DIRECTION> Each record must be retyped in full. No character may differ.

-------- STORED ROWS

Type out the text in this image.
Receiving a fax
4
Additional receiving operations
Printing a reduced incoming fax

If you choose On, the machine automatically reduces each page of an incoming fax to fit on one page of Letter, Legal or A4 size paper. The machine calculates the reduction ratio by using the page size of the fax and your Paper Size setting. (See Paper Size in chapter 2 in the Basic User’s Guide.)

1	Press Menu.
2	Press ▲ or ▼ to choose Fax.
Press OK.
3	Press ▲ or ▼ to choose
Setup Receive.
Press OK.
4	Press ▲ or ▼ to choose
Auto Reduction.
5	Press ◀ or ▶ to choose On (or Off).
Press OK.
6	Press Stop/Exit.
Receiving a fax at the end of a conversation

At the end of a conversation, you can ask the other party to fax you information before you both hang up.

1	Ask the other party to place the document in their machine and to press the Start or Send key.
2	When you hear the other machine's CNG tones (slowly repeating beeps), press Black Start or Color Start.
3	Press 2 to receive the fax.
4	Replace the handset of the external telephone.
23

----------------

REPLY>
Type out the text in this image.
Receiving a fax
4
Additional receiving operations
Printing a reduced incoming fax

If you choose On, the machine automatically reduces each page of an incoming fax to fit on one page of Letter, Legal or A4 size paper. The machine calculates the reduction ratio by using the page size of the fax and your Paper Size setting. (See Paper Size in chapter 2 in the Basic User’s Guide.)

1	Press Menu.
2	Press ▲ or ▼ to choose Fax.
Press OK.
3	Press ▲ or ▼ to choose
Setup Receive.
Press OK.
4	Press ▲ or ▼ to choose
Auto Reduction.
5	Press ◀ or ▶ to choose On (or Off).
Press OK.
6	Press Stop/Exit.
Receiving a fax at the end of a conversation

At the end of a conversation, you can ask the other party to fax you information before you both hang up.

1	Ask the other party to place the document in their machine and to press the Start or Send key.
2	When you hear the other machine's CNG tones (slowly repeating beeps), press Black Start or Color Start.
3	Press 2 to receive the fax.
4	Replace the handset of the external telephone.
23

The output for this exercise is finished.